== WORK TO DO ==
Format each line of the material below as a JSON list of strings, one string per line, and skip blank lines. Leave the pictures out of your answer.

[Image region annotations]
— START —
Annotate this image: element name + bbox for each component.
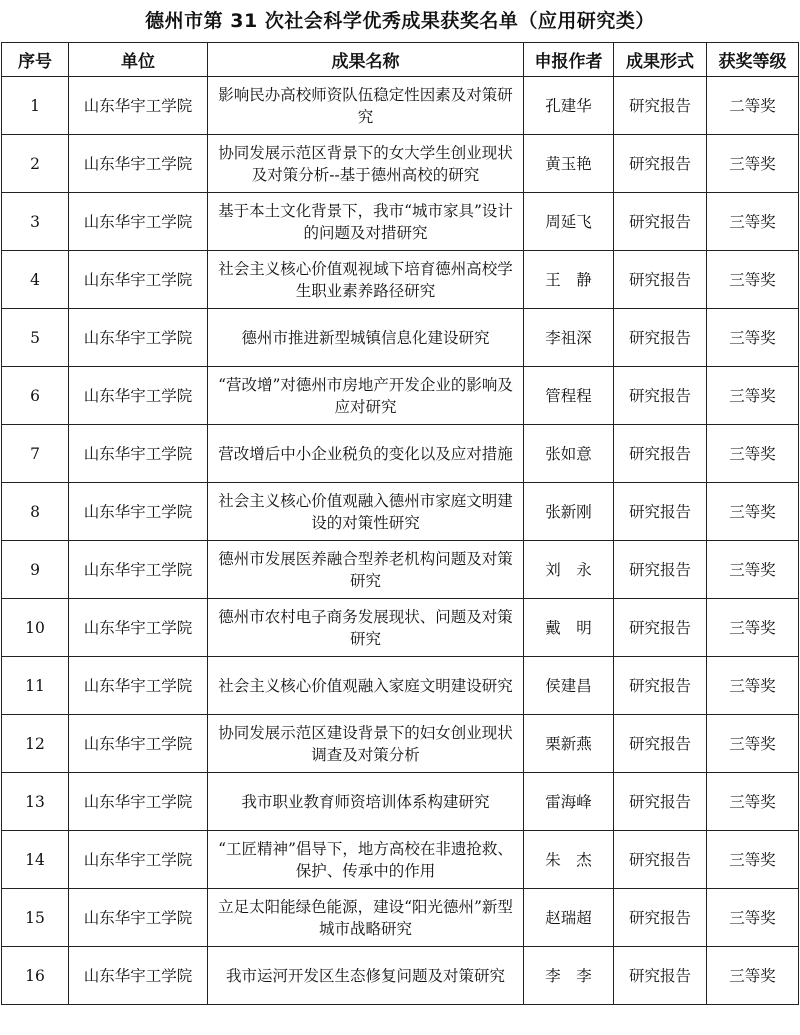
cell-unit: 山东华宇工学院: [69, 425, 208, 483]
header-name: 成果名称: [208, 43, 524, 77]
cell-unit: 山东华宇工学院: [69, 367, 208, 425]
cell-form: 研究报告: [614, 889, 707, 947]
cell-level: 三等奖: [707, 483, 799, 541]
cell-author: 侯建昌: [524, 657, 614, 715]
cell-level: 三等奖: [707, 715, 799, 773]
cell-author: 孔建华: [524, 77, 614, 135]
cell-unit: 山东华宇工学院: [69, 77, 208, 135]
cell-unit: 山东华宇工学院: [69, 193, 208, 251]
cell-level: 三等奖: [707, 831, 799, 889]
cell-no: 12: [2, 715, 69, 773]
cell-name: 社会主义核心价值观视域下培育德州高校学生职业素养路径研究: [208, 251, 524, 309]
cell-no: 4: [2, 251, 69, 309]
table-row: [2, 77, 799, 135]
table-row: [2, 425, 799, 483]
table-row: [2, 889, 799, 947]
cell-no: 2: [2, 135, 69, 193]
cell-no: 7: [2, 425, 69, 483]
header-author: 申报作者: [524, 43, 614, 77]
cell-level: 三等奖: [707, 773, 799, 831]
cell-form: 研究报告: [614, 773, 707, 831]
cell-name: 立足太阳能绿色能源，建设“阳光德州”新型城市战略研究: [208, 889, 524, 947]
cell-author: 黄玉艳: [524, 135, 614, 193]
cell-unit: 山东华宇工学院: [69, 483, 208, 541]
cell-unit: 山东华宇工学院: [69, 135, 208, 193]
cell-form: 研究报告: [614, 657, 707, 715]
cell-author: 赵瑞超: [524, 889, 614, 947]
cell-no: 3: [2, 193, 69, 251]
cell-author: 张如意: [524, 425, 614, 483]
cell-unit: 山东华宇工学院: [69, 251, 208, 309]
cell-form: 研究报告: [614, 193, 707, 251]
cell-no: 11: [2, 657, 69, 715]
cell-name: “工匠精神”倡导下，地方高校在非遗抢救、保护、传承中的作用: [208, 831, 524, 889]
cell-author: 张新刚: [524, 483, 614, 541]
cell-level: 三等奖: [707, 889, 799, 947]
table-row: [2, 251, 799, 309]
table-row: [2, 367, 799, 425]
cell-name: 德州市发展医养融合型养老机构问题及对策研究: [208, 541, 524, 599]
cell-form: 研究报告: [614, 135, 707, 193]
cell-level: 三等奖: [707, 309, 799, 367]
cell-no: 15: [2, 889, 69, 947]
cell-author: 李 李: [524, 947, 614, 1005]
cell-no: 1: [2, 77, 69, 135]
document-title: 德州市第 31 次社会科学优秀成果获奖名单（应用研究类）: [145, 10, 655, 32]
cell-author: 刘 永: [524, 541, 614, 599]
header-row: [2, 43, 799, 77]
cell-unit: 山东华宇工学院: [69, 541, 208, 599]
table-row: [2, 193, 799, 251]
table-row: [2, 599, 799, 657]
cell-form: 研究报告: [614, 831, 707, 889]
cell-no: 6: [2, 367, 69, 425]
cell-unit: 山东华宇工学院: [69, 657, 208, 715]
table-header: [2, 43, 799, 77]
cell-form: 研究报告: [614, 309, 707, 367]
cell-name: 德州市推进新型城镇信息化建设研究: [208, 309, 524, 367]
cell-level: 三等奖: [707, 367, 799, 425]
cell-no: 10: [2, 599, 69, 657]
table-row: [2, 773, 799, 831]
cell-author: 朱 杰: [524, 831, 614, 889]
cell-form: 研究报告: [614, 251, 707, 309]
cell-author: 李祖深: [524, 309, 614, 367]
awards-table: [1, 42, 799, 1005]
cell-name: 我市运河开发区生态修复问题及对策研究: [208, 947, 524, 1005]
cell-unit: 山东华宇工学院: [69, 947, 208, 1005]
header-unit: 单位: [69, 43, 208, 77]
cell-level: 三等奖: [707, 193, 799, 251]
table-row: [2, 309, 799, 367]
cell-level: 三等奖: [707, 657, 799, 715]
cell-unit: 山东华宇工学院: [69, 831, 208, 889]
cell-no: 9: [2, 541, 69, 599]
cell-author: 栗新燕: [524, 715, 614, 773]
cell-no: 14: [2, 831, 69, 889]
cell-name: “营改增”对德州市房地产开发企业的影响及应对研究: [208, 367, 524, 425]
cell-level: 三等奖: [707, 947, 799, 1005]
cell-name: 德州市农村电子商务发展现状、问题及对策研究: [208, 599, 524, 657]
table-row: [2, 831, 799, 889]
cell-level: 三等奖: [707, 135, 799, 193]
cell-level: 三等奖: [707, 425, 799, 483]
cell-name: 社会主义核心价值观融入德州市家庭文明建设的对策性研究: [208, 483, 524, 541]
cell-name: 社会主义核心价值观融入家庭文明建设研究: [208, 657, 524, 715]
cell-name: 我市职业教育师资培训体系构建研究: [208, 773, 524, 831]
cell-author: 王 静: [524, 251, 614, 309]
cell-form: 研究报告: [614, 483, 707, 541]
cell-no: 13: [2, 773, 69, 831]
cell-author: 戴 明: [524, 599, 614, 657]
cell-no: 5: [2, 309, 69, 367]
cell-level: 三等奖: [707, 541, 799, 599]
header-no: 序号: [2, 43, 69, 77]
cell-no: 8: [2, 483, 69, 541]
cell-level: 二等奖: [707, 77, 799, 135]
table-body: [2, 77, 799, 1005]
cell-name: 协同发展示范区背景下的女大学生创业现状及对策分析--基于德州高校的研究: [208, 135, 524, 193]
cell-form: 研究报告: [614, 425, 707, 483]
table-row: [2, 483, 799, 541]
cell-author: 周延飞: [524, 193, 614, 251]
cell-form: 研究报告: [614, 367, 707, 425]
table-row: [2, 541, 799, 599]
cell-author: 雷海峰: [524, 773, 614, 831]
cell-name: 基于本土文化背景下，我市“城市家具”设计的问题及对措研究: [208, 193, 524, 251]
cell-level: 三等奖: [707, 599, 799, 657]
cell-form: 研究报告: [614, 599, 707, 657]
table-row: [2, 657, 799, 715]
header-level: 获奖等级: [707, 43, 799, 77]
cell-name: 协同发展示范区建设背景下的妇女创业现状调查及对策分析: [208, 715, 524, 773]
cell-form: 研究报告: [614, 77, 707, 135]
cell-name: 影响民办高校师资队伍稳定性因素及对策研究: [208, 77, 524, 135]
table-row: [2, 947, 799, 1005]
cell-level: 三等奖: [707, 251, 799, 309]
cell-unit: 山东华宇工学院: [69, 309, 208, 367]
cell-form: 研究报告: [614, 715, 707, 773]
header-form: 成果形式: [614, 43, 707, 77]
cell-author: 管程程: [524, 367, 614, 425]
cell-unit: 山东华宇工学院: [69, 773, 208, 831]
cell-form: 研究报告: [614, 947, 707, 1005]
cell-unit: 山东华宇工学院: [69, 599, 208, 657]
table-row: [2, 135, 799, 193]
cell-unit: 山东华宇工学院: [69, 715, 208, 773]
cell-form: 研究报告: [614, 541, 707, 599]
cell-no: 16: [2, 947, 69, 1005]
cell-name: 营改增后中小企业税负的变化以及应对措施: [208, 425, 524, 483]
cell-unit: 山东华宇工学院: [69, 889, 208, 947]
table-row: [2, 715, 799, 773]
— END —
== ANSWER TO THIS PROBLEM ==
[
  "Annotate this image: element name + bbox for each component.",
  "cell-unit: 山东华宇工学院: [69, 425, 208, 483]",
  "header-name: 成果名称: [208, 43, 524, 77]",
  "cell-unit: 山东华宇工学院: [69, 367, 208, 425]",
  "cell-form: 研究报告: [614, 889, 707, 947]",
  "cell-level: 三等奖: [707, 483, 799, 541]",
  "cell-author: 侯建昌: [524, 657, 614, 715]",
  "cell-level: 三等奖: [707, 715, 799, 773]",
  "cell-author: 孔建华: [524, 77, 614, 135]",
  "cell-unit: 山东华宇工学院: [69, 77, 208, 135]",
  "cell-unit: 山东华宇工学院: [69, 193, 208, 251]",
  "cell-level: 三等奖: [707, 831, 799, 889]",
  "cell-no: 12: [2, 715, 69, 773]",
  "cell-name: 社会主义核心价值观视域下培育德州高校学生职业素养路径研究: [208, 251, 524, 309]",
  "cell-no: 4: [2, 251, 69, 309]",
  "table-row: [2, 77, 799, 135]",
  "table-row: [2, 425, 799, 483]",
  "table-row: [2, 889, 799, 947]",
  "cell-no: 2: [2, 135, 69, 193]",
  "cell-no: 7: [2, 425, 69, 483]",
  "header-author: 申报作者: [524, 43, 614, 77]",
  "cell-level: 三等奖: [707, 773, 799, 831]",
  "cell-form: 研究报告: [614, 773, 707, 831]",
  "cell-name: 立足太阳能绿色能源，建设“阳光德州”新型城市战略研究: [208, 889, 524, 947]",
  "cell-author: 黄玉艳: [524, 135, 614, 193]",
  "cell-unit: 山东华宇工学院: [69, 483, 208, 541]",
  "cell-unit: 山东华宇工学院: [69, 135, 208, 193]",
  "cell-form: 研究报告: [614, 657, 707, 715]",
  "cell-author: 赵瑞超: [524, 889, 614, 947]",
  "cell-no: 3: [2, 193, 69, 251]",
  "cell-author: 张如意: [524, 425, 614, 483]",
  "cell-unit: 山东华宇工学院: [69, 251, 208, 309]",
  "cell-form: 研究报告: [614, 193, 707, 251]",
  "cell-no: 11: [2, 657, 69, 715]",
  "cell-name: “工匠精神”倡导下，地方高校在非遗抢救、保护、传承中的作用: [208, 831, 524, 889]",
  "cell-author: 张新刚: [524, 483, 614, 541]",
  "cell-level: 三等奖: [707, 889, 799, 947]",
  "table-row: [2, 251, 799, 309]",
  "table-row: [2, 367, 799, 425]",
  "cell-name: 德州市发展医养融合型养老机构问题及对策研究: [208, 541, 524, 599]",
  "cell-form: 研究报告: [614, 135, 707, 193]",
  "cell-level: 三等奖: [707, 309, 799, 367]",
  "cell-no: 15: [2, 889, 69, 947]",
  "cell-author: 李 李: [524, 947, 614, 1005]",
  "cell-no: 1: [2, 77, 69, 135]",
  "document-title: 德州市第 31 次社会科学优秀成果获奖名单（应用研究类）: [145, 10, 655, 32]",
  "cell-author: 刘 永: [524, 541, 614, 599]",
  "header-row: [2, 43, 799, 77]",
  "cell-unit: 山东华宇工学院: [69, 541, 208, 599]",
  "table-row: [2, 193, 799, 251]",
  "table-row: [2, 599, 799, 657]",
  "cell-form: 研究报告: [614, 831, 707, 889]",
  "cell-no: 6: [2, 367, 69, 425]",
  "cell-unit: 山东华宇工学院: [69, 657, 208, 715]",
  "table-header: [2, 43, 799, 77]",
  "cell-form: 研究报告: [614, 309, 707, 367]",
  "cell-name: 德州市推进新型城镇信息化建设研究: [208, 309, 524, 367]",
  "cell-level: 三等奖: [707, 367, 799, 425]",
  "cell-no: 10: [2, 599, 69, 657]",
  "table-row: [2, 773, 799, 831]",
  "cell-author: 朱 杰: [524, 831, 614, 889]",
  "cell-form: 研究报告: [614, 251, 707, 309]",
  "cell-author: 李祖深: [524, 309, 614, 367]",
  "awards-table: [1, 42, 799, 1005]",
  "cell-name: 我市运河开发区生态修复问题及对策研究: [208, 947, 524, 1005]",
  "cell-unit: 山东华宇工学院: [69, 947, 208, 1005]",
  "header-unit: 单位: [69, 43, 208, 77]",
  "cell-level: 三等奖: [707, 193, 799, 251]",
  "table-row: [2, 309, 799, 367]",
  "cell-level: 三等奖: [707, 657, 799, 715]",
  "cell-unit: 山东华宇工学院: [69, 831, 208, 889]",
  "cell-no: 9: [2, 541, 69, 599]",
  "cell-author: 栗新燕: [524, 715, 614, 773]",
  "cell-no: 14: [2, 831, 69, 889]",
  "cell-name: “营改增”对德州市房地产开发企业的影响及应对研究: [208, 367, 524, 425]",
  "cell-level: 三等奖: [707, 947, 799, 1005]",
  "cell-name: 德州市农村电子商务发展现状、问题及对策研究: [208, 599, 524, 657]",
  "table-row: [2, 831, 799, 889]",
  "cell-level: 三等奖: [707, 135, 799, 193]",
  "cell-level: 三等奖: [707, 425, 799, 483]",
  "cell-name: 社会主义核心价值观融入德州市家庭文明建设的对策性研究: [208, 483, 524, 541]",
  "cell-name: 社会主义核心价值观融入家庭文明建设研究: [208, 657, 524, 715]",
  "cell-name: 我市职业教育师资培训体系构建研究: [208, 773, 524, 831]",
  "cell-author: 王 静: [524, 251, 614, 309]",
  "cell-form: 研究报告: [614, 483, 707, 541]",
  "cell-no: 13: [2, 773, 69, 831]",
  "cell-author: 戴 明: [524, 599, 614, 657]",
  "cell-no: 5: [2, 309, 69, 367]",
  "cell-level: 三等奖: [707, 541, 799, 599]",
  "header-no: 序号: [2, 43, 69, 77]",
  "cell-no: 8: [2, 483, 69, 541]",
  "cell-level: 二等奖: [707, 77, 799, 135]",
  "table-body: [2, 77, 799, 1005]",
  "cell-name: 协同发展示范区背景下的女大学生创业现状及对策分析--基于德州高校的研究: [208, 135, 524, 193]",
  "cell-form: 研究报告: [614, 425, 707, 483]",
  "table-row: [2, 483, 799, 541]",
  "cell-author: 周延飞: [524, 193, 614, 251]",
  "cell-form: 研究报告: [614, 367, 707, 425]",
  "table-row: [2, 541, 799, 599]",
  "cell-author: 雷海峰: [524, 773, 614, 831]",
  "cell-name: 基于本土文化背景下，我市“城市家具”设计的问题及对措研究: [208, 193, 524, 251]",
  "cell-level: 三等奖: [707, 599, 799, 657]",
  "cell-form: 研究报告: [614, 599, 707, 657]",
  "table-row: [2, 657, 799, 715]",
  "header-level: 获奖等级: [707, 43, 799, 77]",
  "cell-name: 协同发展示范区建设背景下的妇女创业现状调查及对策分析: [208, 715, 524, 773]",
  "cell-form: 研究报告: [614, 77, 707, 135]",
  "cell-name: 影响民办高校师资队伍稳定性因素及对策研究: [208, 77, 524, 135]",
  "table-row: [2, 947, 799, 1005]",
  "cell-level: 三等奖: [707, 251, 799, 309]",
  "cell-unit: 山东华宇工学院: [69, 309, 208, 367]",
  "cell-form: 研究报告: [614, 715, 707, 773]",
  "header-form: 成果形式: [614, 43, 707, 77]",
  "cell-author: 管程程: [524, 367, 614, 425]",
  "cell-unit: 山东华宇工学院: [69, 773, 208, 831]",
  "cell-form: 研究报告: [614, 947, 707, 1005]",
  "cell-unit: 山东华宇工学院: [69, 599, 208, 657]",
  "table-row: [2, 135, 799, 193]",
  "cell-unit: 山东华宇工学院: [69, 715, 208, 773]",
  "cell-form: 研究报告: [614, 541, 707, 599]",
  "cell-no: 16: [2, 947, 69, 1005]",
  "cell-name: 营改增后中小企业税负的变化以及应对措施: [208, 425, 524, 483]",
  "cell-unit: 山东华宇工学院: [69, 889, 208, 947]",
  "table-row: [2, 715, 799, 773]"
]